+++ EXERCISE MATERIAL

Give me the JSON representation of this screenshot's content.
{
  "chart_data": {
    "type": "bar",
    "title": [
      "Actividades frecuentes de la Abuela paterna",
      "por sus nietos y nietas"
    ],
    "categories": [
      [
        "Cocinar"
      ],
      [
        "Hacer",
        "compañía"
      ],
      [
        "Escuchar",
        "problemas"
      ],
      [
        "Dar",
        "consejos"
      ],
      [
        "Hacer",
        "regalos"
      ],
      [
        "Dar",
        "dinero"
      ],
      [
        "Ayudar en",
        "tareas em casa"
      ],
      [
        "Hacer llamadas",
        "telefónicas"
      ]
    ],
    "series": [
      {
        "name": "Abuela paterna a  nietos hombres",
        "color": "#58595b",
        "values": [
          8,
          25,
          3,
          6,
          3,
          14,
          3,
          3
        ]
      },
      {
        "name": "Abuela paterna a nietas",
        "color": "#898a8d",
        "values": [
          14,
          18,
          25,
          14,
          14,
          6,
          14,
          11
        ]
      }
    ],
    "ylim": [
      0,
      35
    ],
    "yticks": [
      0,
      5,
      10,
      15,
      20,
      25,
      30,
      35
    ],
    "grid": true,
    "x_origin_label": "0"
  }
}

++++++

Check each line above for "paterna" and return the ones that have it.

### ANSWER TO THE EXERCISE
      "Actividades frecuentes de la Abuela paterna",
        "name": "Abuela paterna a  nietos hombres",
        "name": "Abuela paterna a nietas",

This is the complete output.